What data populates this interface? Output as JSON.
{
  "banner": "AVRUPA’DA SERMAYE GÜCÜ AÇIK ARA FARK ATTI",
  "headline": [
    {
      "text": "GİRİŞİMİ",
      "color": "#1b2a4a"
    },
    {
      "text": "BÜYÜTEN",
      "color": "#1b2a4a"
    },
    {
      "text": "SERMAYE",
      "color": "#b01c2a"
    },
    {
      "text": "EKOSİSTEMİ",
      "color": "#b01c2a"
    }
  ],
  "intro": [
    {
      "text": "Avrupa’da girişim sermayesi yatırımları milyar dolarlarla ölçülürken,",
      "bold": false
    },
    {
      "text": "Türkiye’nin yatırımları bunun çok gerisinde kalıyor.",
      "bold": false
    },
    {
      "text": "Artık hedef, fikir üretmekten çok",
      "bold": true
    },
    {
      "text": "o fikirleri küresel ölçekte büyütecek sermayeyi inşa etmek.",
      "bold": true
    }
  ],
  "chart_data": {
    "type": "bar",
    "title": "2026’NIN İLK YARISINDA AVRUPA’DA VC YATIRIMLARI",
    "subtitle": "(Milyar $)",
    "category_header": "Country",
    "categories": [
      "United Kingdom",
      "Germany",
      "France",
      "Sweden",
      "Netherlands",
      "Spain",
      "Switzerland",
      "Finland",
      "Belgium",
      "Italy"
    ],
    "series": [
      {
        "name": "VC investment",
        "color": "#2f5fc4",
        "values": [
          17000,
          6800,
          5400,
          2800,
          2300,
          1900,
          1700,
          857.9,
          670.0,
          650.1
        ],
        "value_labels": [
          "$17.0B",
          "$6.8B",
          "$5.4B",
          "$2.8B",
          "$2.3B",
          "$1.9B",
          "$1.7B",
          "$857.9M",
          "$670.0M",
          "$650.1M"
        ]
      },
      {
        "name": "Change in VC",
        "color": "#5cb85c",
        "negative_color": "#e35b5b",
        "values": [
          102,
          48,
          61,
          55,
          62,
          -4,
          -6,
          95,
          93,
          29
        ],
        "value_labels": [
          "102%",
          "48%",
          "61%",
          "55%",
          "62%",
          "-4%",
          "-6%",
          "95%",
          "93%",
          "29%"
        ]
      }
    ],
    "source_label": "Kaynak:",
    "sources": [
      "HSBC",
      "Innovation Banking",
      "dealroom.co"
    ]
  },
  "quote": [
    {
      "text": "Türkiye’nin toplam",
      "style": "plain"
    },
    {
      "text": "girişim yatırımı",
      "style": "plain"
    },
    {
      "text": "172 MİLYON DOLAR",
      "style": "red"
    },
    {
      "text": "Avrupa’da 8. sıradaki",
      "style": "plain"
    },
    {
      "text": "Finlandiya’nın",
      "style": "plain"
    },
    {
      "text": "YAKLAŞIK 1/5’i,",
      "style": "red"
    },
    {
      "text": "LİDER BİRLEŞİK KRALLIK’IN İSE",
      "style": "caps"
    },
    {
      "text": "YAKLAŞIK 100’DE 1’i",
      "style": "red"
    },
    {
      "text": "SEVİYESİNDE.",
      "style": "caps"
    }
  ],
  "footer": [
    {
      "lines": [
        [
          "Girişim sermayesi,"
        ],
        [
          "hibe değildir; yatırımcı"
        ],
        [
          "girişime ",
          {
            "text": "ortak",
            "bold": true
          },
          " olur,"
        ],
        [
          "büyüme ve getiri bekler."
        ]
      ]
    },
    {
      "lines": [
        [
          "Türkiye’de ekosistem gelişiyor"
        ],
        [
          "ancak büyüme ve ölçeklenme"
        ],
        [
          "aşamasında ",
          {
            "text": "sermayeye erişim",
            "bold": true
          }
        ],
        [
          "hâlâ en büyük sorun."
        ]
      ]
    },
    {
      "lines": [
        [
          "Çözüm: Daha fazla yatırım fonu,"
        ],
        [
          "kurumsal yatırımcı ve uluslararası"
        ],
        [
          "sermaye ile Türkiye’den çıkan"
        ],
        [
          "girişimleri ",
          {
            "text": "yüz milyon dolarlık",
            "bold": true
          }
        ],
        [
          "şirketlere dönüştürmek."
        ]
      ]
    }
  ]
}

---

Stated goal —
Write out every line of the data that holds the word "sermayesi".

Exercise answer —
      "text": "Avrupa’da girişim sermayesi yatırımları milyar dolarlarla ölçülürken,",
          "Girişim sermayesi,"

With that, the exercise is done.